▸ **EXERCISE GOAL**:
Copy out every line that contains "link".

=== SUPPLIED DATA ===

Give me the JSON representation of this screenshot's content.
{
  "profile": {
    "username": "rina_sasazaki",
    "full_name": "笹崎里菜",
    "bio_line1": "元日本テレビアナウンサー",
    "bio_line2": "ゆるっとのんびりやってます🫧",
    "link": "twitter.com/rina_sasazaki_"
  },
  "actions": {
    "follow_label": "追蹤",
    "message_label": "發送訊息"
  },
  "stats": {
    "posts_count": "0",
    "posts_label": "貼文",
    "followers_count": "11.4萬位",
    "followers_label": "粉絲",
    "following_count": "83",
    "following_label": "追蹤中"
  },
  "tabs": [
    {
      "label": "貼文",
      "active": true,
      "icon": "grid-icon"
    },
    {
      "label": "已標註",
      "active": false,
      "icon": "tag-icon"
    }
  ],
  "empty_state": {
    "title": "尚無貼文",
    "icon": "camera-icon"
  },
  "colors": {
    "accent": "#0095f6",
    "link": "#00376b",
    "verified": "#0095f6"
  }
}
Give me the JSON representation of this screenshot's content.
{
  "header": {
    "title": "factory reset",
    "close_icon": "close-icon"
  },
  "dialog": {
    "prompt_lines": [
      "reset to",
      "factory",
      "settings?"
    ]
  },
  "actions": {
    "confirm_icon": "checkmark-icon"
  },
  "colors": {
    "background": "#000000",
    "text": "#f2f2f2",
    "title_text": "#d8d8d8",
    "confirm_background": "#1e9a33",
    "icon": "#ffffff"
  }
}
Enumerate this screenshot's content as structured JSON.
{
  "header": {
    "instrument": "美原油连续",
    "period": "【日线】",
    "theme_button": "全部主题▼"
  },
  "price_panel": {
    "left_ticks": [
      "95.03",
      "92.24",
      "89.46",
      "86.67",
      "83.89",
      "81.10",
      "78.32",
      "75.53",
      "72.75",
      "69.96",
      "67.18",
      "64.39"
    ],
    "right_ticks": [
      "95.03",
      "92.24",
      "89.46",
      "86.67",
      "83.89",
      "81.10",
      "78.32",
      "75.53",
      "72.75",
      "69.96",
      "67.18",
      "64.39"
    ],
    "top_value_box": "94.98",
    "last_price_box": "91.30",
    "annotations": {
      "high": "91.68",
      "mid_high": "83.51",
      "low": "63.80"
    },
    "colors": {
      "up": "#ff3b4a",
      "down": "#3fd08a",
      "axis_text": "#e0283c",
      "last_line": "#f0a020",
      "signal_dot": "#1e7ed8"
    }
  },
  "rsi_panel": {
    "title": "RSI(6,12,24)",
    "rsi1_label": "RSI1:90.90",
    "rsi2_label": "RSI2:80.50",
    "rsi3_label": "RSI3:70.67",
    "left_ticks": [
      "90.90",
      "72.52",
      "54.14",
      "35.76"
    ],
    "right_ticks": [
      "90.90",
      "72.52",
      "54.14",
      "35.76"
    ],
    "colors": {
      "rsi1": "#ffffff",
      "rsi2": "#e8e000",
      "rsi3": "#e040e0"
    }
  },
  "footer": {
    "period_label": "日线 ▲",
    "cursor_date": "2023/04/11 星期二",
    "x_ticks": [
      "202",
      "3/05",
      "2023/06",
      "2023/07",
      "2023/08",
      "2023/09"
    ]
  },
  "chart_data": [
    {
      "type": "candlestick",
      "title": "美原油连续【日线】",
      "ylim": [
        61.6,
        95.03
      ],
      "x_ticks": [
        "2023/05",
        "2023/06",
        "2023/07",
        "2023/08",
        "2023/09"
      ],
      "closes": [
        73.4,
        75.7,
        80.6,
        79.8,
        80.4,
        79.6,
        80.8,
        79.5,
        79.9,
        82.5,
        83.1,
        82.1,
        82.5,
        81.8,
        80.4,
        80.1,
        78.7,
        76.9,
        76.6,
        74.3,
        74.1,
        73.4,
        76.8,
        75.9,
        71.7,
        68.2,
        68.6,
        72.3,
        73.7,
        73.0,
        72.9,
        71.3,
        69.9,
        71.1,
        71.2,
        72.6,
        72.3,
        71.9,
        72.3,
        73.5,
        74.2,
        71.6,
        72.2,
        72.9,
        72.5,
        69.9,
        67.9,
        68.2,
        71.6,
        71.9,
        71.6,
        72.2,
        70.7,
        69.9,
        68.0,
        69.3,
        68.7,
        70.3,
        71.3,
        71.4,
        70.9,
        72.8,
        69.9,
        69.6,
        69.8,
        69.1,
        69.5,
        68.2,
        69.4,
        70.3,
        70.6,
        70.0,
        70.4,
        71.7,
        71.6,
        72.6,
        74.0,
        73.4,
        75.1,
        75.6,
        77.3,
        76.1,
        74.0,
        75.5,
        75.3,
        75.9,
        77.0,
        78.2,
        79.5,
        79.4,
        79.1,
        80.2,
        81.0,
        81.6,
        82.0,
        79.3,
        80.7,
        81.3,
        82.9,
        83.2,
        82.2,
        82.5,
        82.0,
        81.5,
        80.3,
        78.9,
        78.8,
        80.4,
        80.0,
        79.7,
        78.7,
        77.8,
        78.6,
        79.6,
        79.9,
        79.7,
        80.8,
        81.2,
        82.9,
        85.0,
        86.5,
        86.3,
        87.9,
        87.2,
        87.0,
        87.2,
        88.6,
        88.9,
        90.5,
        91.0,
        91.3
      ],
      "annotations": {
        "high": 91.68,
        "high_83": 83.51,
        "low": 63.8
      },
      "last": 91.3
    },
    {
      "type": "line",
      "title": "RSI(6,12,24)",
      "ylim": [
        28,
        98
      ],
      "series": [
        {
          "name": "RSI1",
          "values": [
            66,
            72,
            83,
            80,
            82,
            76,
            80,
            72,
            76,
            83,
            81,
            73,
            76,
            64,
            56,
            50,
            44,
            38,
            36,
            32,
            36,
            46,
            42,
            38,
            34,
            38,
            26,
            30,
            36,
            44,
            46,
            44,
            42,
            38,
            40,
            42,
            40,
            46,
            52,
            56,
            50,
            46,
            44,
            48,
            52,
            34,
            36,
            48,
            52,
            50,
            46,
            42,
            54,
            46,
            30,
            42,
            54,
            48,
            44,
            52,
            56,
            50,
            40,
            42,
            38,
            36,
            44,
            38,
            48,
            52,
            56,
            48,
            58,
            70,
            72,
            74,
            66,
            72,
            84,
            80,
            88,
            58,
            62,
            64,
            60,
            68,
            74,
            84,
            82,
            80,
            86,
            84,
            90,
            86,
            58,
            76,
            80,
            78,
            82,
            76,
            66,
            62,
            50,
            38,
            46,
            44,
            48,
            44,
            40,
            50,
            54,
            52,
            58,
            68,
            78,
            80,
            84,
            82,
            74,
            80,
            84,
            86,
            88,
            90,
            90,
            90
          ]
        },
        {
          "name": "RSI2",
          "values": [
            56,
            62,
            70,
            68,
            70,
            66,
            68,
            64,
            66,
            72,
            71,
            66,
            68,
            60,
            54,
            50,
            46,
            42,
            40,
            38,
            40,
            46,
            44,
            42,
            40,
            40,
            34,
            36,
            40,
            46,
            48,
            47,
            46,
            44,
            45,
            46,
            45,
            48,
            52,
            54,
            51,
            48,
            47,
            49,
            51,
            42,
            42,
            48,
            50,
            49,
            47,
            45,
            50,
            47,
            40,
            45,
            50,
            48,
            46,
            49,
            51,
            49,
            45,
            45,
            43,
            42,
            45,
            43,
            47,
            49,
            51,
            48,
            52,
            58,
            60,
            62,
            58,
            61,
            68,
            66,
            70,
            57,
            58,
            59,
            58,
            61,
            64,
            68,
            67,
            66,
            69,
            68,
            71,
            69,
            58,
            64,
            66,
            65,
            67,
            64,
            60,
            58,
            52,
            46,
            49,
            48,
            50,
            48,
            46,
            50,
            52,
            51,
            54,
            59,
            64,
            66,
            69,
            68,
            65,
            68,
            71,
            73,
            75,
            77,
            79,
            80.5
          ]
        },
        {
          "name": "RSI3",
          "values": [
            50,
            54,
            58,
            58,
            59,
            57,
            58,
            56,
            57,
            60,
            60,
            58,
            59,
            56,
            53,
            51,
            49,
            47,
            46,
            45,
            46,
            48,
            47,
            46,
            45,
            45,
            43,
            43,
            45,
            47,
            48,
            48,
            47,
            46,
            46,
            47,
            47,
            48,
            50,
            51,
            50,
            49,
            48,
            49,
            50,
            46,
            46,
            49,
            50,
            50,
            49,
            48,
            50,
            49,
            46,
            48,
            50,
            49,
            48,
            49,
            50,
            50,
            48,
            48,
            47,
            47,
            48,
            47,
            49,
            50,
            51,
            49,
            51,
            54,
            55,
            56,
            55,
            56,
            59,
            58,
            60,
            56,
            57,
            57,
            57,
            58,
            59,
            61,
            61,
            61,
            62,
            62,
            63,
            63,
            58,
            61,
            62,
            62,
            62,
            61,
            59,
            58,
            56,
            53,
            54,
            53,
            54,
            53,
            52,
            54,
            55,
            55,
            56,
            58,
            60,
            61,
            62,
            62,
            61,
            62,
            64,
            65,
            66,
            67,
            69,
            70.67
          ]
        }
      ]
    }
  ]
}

===

▸ **RESULT**:
    "link": "twitter.com/rina_sasazaki_"
    "link": "#00376b",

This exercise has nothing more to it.